[Dataset records]
----------
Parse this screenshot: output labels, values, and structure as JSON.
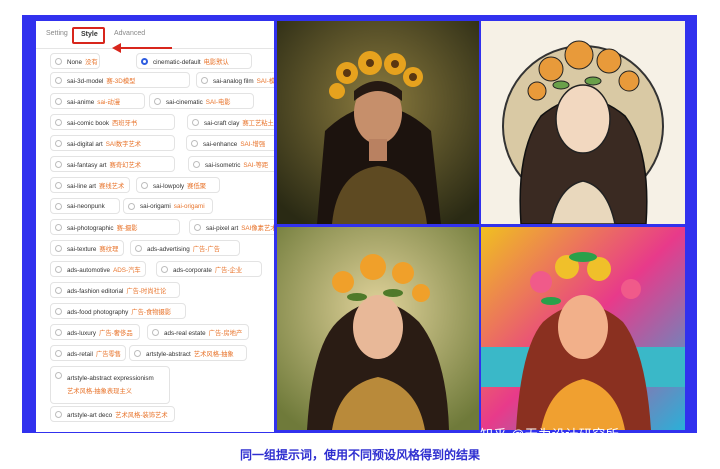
{
  "tabs": {
    "setting": "Setting",
    "style": "Style",
    "advanced": "Advanced"
  },
  "options": [
    {
      "en": "None",
      "cn": "没有",
      "selected": false
    },
    {
      "en": "cinematic-default",
      "cn": "电影默认",
      "selected": true
    },
    {
      "en": "sai-3d-model",
      "cn": "赛-3D模型",
      "selected": false
    },
    {
      "en": "sai-analog film",
      "cn": "SAI-模拟胶片",
      "selected": false
    },
    {
      "en": "sai-anime",
      "cn": "sai-动漫",
      "selected": false
    },
    {
      "en": "sai-cinematic",
      "cn": "SAI-电影",
      "selected": false
    },
    {
      "en": "sai-comic book",
      "cn": "西班牙书",
      "selected": false
    },
    {
      "en": "sai-craft clay",
      "cn": "赛工艺粘土",
      "selected": false
    },
    {
      "en": "sai-digital art",
      "cn": "SAI数字艺术",
      "selected": false
    },
    {
      "en": "sai-enhance",
      "cn": "SAI-增强",
      "selected": false
    },
    {
      "en": "sai-fantasy art",
      "cn": "赛奇幻艺术",
      "selected": false
    },
    {
      "en": "sai-isometric",
      "cn": "SAI-等距",
      "selected": false
    },
    {
      "en": "sai-line art",
      "cn": "赛线艺术",
      "selected": false
    },
    {
      "en": "sai-lowpoly",
      "cn": "赛低聚",
      "selected": false
    },
    {
      "en": "sai-neonpunk",
      "cn": "",
      "selected": false
    },
    {
      "en": "sai-origami",
      "cn": "sai-origami",
      "selected": false
    },
    {
      "en": "sai-photographic",
      "cn": "赛-摄影",
      "selected": false
    },
    {
      "en": "sai-pixel art",
      "cn": "SAI像素艺术",
      "selected": false
    },
    {
      "en": "sai-texture",
      "cn": "赛纹理",
      "selected": false
    },
    {
      "en": "ads-advertising",
      "cn": "广告-广告",
      "selected": false
    },
    {
      "en": "ads-automotive",
      "cn": "ADS-汽车",
      "selected": false
    },
    {
      "en": "ads-corporate",
      "cn": "广告-企业",
      "selected": false
    },
    {
      "en": "ads-fashion editorial",
      "cn": "广告-时尚社论",
      "selected": false
    },
    {
      "en": "ads-food photography",
      "cn": "广告-食物摄影",
      "selected": false
    },
    {
      "en": "ads-luxury",
      "cn": "广告-奢侈品",
      "selected": false
    },
    {
      "en": "ads-real estate",
      "cn": "广告-房地产",
      "selected": false
    },
    {
      "en": "ads-retail",
      "cn": "广告零售",
      "selected": false
    },
    {
      "en": "artstyle-abstract",
      "cn": "艺术风格-抽象",
      "selected": false
    },
    {
      "en": "artstyle-abstract expressionism",
      "cn": "艺术风格-抽象表现主义",
      "selected": false
    },
    {
      "en": "artstyle-art deco",
      "cn": "艺术风格-装饰艺术",
      "selected": false
    }
  ],
  "images": [
    {
      "alt": "realistic woman with sunflower crown"
    },
    {
      "alt": "line art woman with flower crown"
    },
    {
      "alt": "painted woman with flower crown"
    },
    {
      "alt": "colorful fantasy woman with flower crown"
    }
  ],
  "caption": "同一组提示词，使用不同预设风格得到的结果",
  "watermark": "知乎 @无为设计研究所",
  "colors": {
    "frame": "#3131ee",
    "highlight": "#d8261c",
    "cn_text": "#e8732a",
    "radio_selected": "#2f5de0"
  }
}
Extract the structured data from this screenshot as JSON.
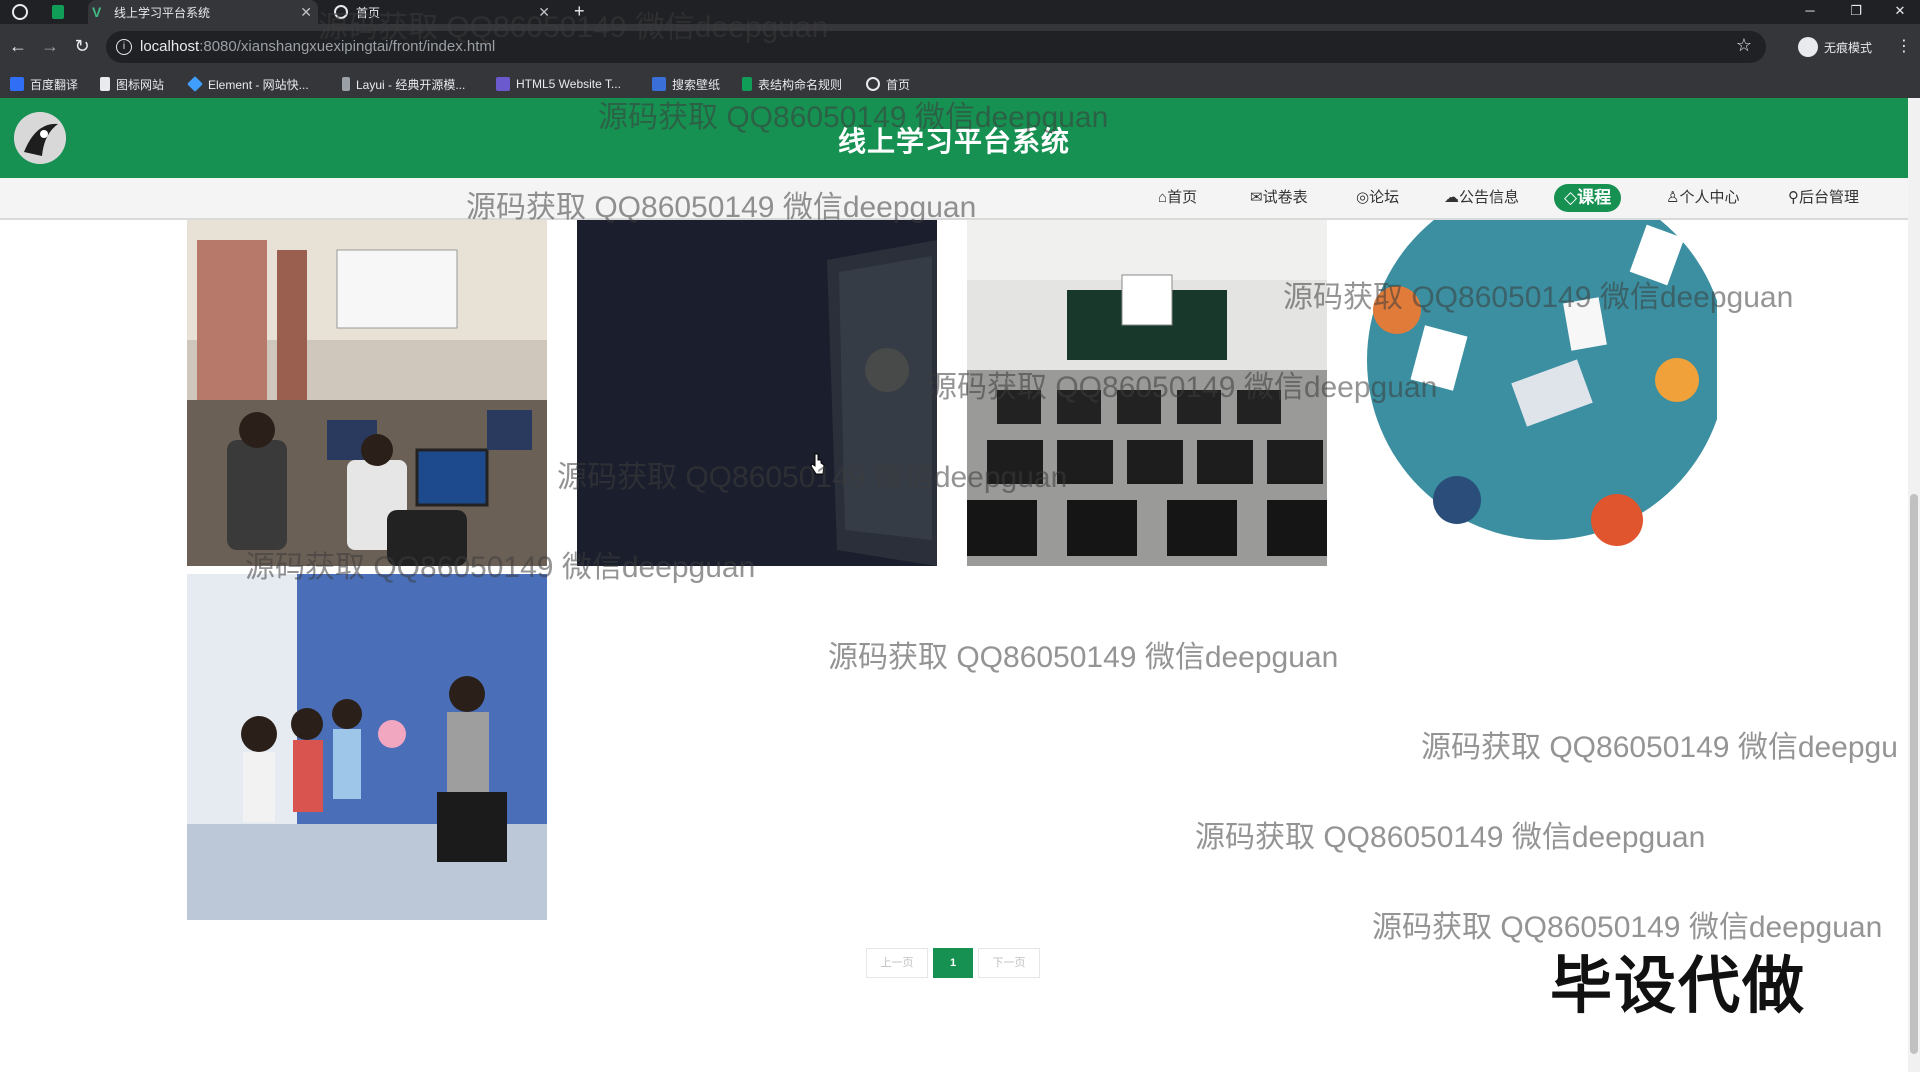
{
  "browser": {
    "tabs": [
      {
        "label": "线上学习平台系统"
      },
      {
        "label": "首页"
      }
    ],
    "new_tab": "+",
    "url_host": "localhost",
    "url_path": ":8080/xianshangxuexipingtai/front/index.html",
    "profile_label": "无痕模式",
    "bookmarks": [
      {
        "label": "百度翻译"
      },
      {
        "label": "图标网站"
      },
      {
        "label": "Element - 网站快..."
      },
      {
        "label": "Layui - 经典开源模..."
      },
      {
        "label": "HTML5 Website T..."
      },
      {
        "label": "搜索壁纸"
      },
      {
        "label": "表结构命名规则"
      },
      {
        "label": "首页"
      }
    ]
  },
  "header": {
    "title": "线上学习平台系统"
  },
  "nav": {
    "items": [
      {
        "label": "首页",
        "icon": "home-icon"
      },
      {
        "label": "试卷表",
        "icon": "mail-icon"
      },
      {
        "label": "论坛",
        "icon": "globe-icon"
      },
      {
        "label": "公告信息",
        "icon": "cloud-icon"
      },
      {
        "label": "课程",
        "icon": "tag-icon",
        "active": true
      },
      {
        "label": "个人中心",
        "icon": "user-icon"
      },
      {
        "label": "后台管理",
        "icon": "link-icon"
      }
    ]
  },
  "courses": [
    {
      "image": "computer-lab-students"
    },
    {
      "image": "dark-screen-presentation"
    },
    {
      "image": "classroom-monitors"
    },
    {
      "image": "team-meeting-illustration"
    },
    {
      "image": "teacher-with-children"
    }
  ],
  "pagination": {
    "prev": "上一页",
    "current": "1",
    "next": "下一页"
  },
  "overlay": {
    "watermark_text": "源码获取 QQ86050149 微信deepguan",
    "watermark_cut": "源码获取 QQ86050149 微信deepgu",
    "stamp": "毕设代做"
  },
  "colors": {
    "brand": "#179152",
    "chrome": "#35363a"
  }
}
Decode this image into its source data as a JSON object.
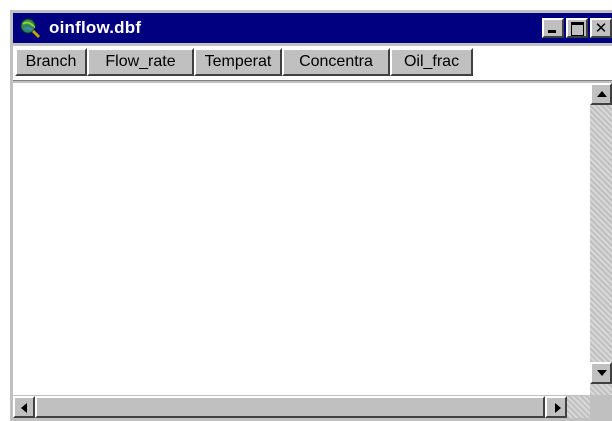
{
  "window": {
    "title": "oinflow.dbf",
    "icon": "globe-magnifier-icon",
    "buttons": {
      "minimize": "minimize-icon",
      "maximize": "maximize-icon",
      "close_glyph": "✕"
    }
  },
  "table": {
    "columns": [
      "Branch",
      "Flow_rate",
      "Temperat",
      "Concentra",
      "Oil_frac"
    ],
    "rows": []
  },
  "colors": {
    "titlebar": "#000080",
    "face": "#c0c0c0",
    "grid_bg": "#ffffff"
  }
}
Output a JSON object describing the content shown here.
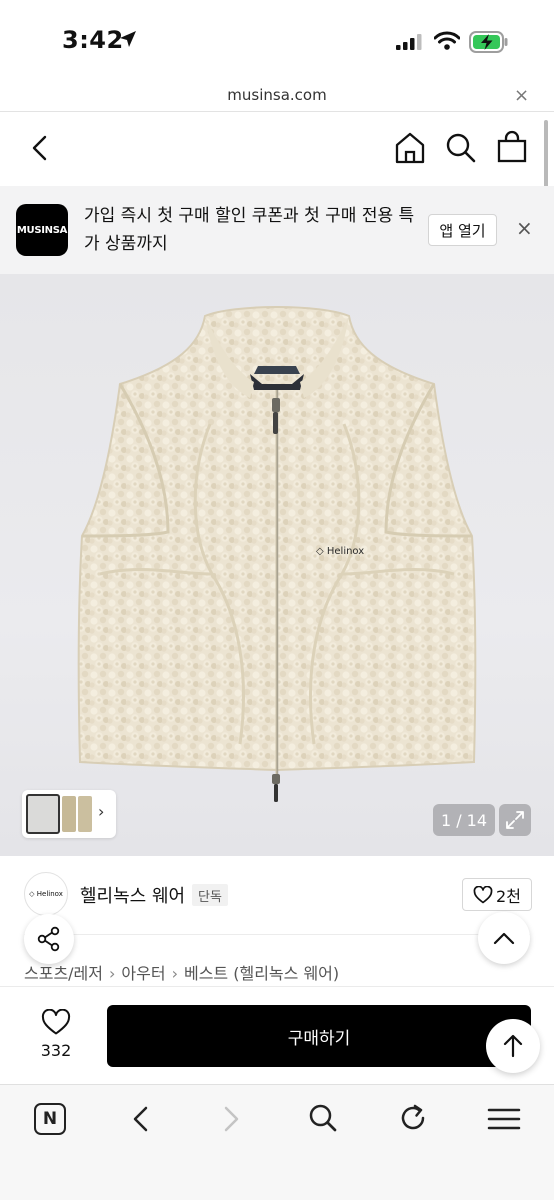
{
  "status_bar": {
    "time": "3:42"
  },
  "url_bar": {
    "url": "musinsa.com",
    "close": "×"
  },
  "app_banner": {
    "logo_text": "MUSINSA",
    "message": "가입 즉시 첫 구매 할인 쿠폰과 첫 구매 전용 특가 상품까지",
    "open_app_label": "앱 열기",
    "close": "×"
  },
  "gallery": {
    "counter": "1 / 14",
    "thumb_next": "›"
  },
  "brand": {
    "logo_text": "◇ Helinox",
    "name": "헬리녹스 웨어",
    "badge": "단독",
    "likes": "2천"
  },
  "breadcrumb": [
    "스포츠/레저",
    "아우터",
    "베스트 (헬리녹스 웨어)"
  ],
  "buy_bar": {
    "wish_count": "332",
    "buy_label": "구매하기"
  },
  "product_print": "◇ Helinox"
}
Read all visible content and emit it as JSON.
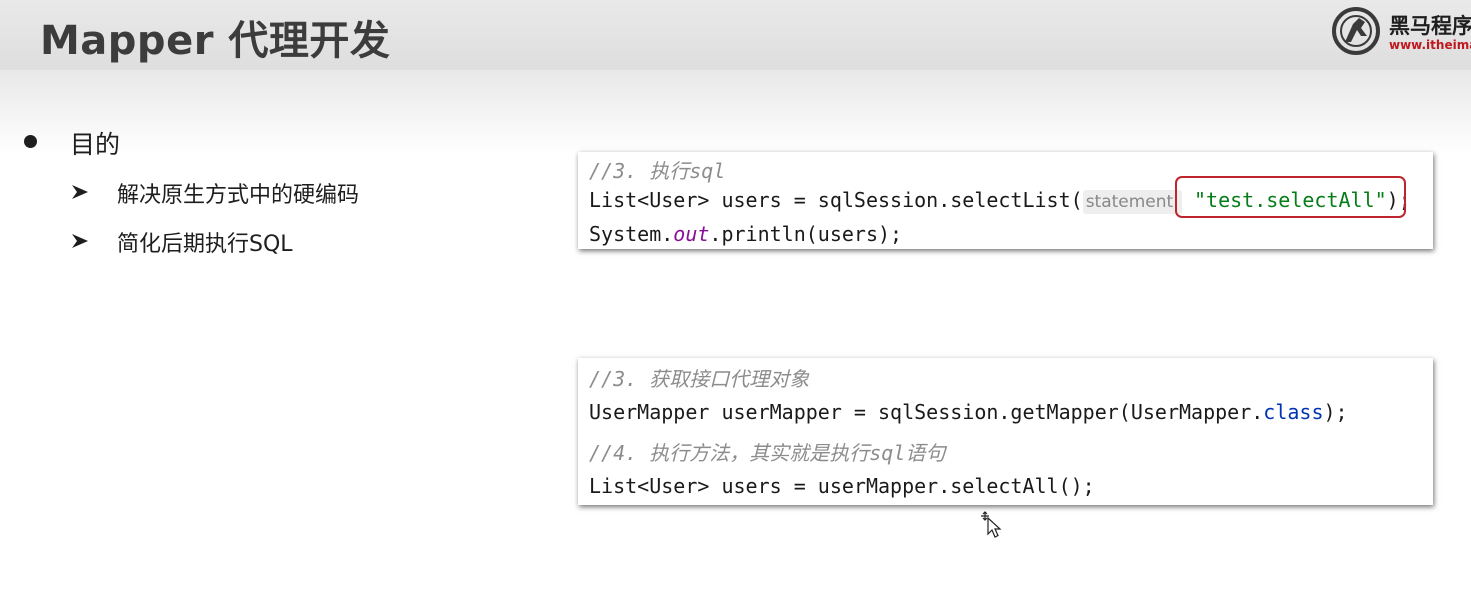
{
  "header": {
    "title": "Mapper 代理开发",
    "logo_name": "黑马程序",
    "logo_url": "www.itheima.c"
  },
  "content": {
    "bullet": "目的",
    "sub_items": [
      "解决原生方式中的硬编码",
      "简化后期执行SQL"
    ]
  },
  "code_block_1": {
    "comment": "//3. 执行sql",
    "line2_prefix": "List<User> users = sqlSession.selectList(",
    "param_hint": "statement:",
    "string_arg": "\"test.selectAll\"",
    "line2_suffix": ");",
    "line3_prefix": "System.",
    "line3_field": "out",
    "line3_suffix": ".println(users);"
  },
  "code_block_2": {
    "comment1": "//3. 获取接口代理对象",
    "line2_prefix": "UserMapper userMapper = sqlSession.getMapper(UserMapper.",
    "line2_keyword": "class",
    "line2_suffix": ");",
    "comment2": "//4. 执行方法，其实就是执行sql语句",
    "line4": "List<User> users = userMapper.selectAll();"
  },
  "colors": {
    "highlight_box": "#c0252f",
    "logo_red": "#c0181f",
    "string_green": "#067d17",
    "keyword_blue": "#0033b3",
    "field_purple": "#871094",
    "comment_gray": "#8c8c8c"
  }
}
----------
→ **Exercise requirements**
Find the word "fantasy" in the records and pull out each line that has it.

→ **Right answer**
      "en": "sai-fantasy art",
      "alt": "colorful fantasy woman with flower crown"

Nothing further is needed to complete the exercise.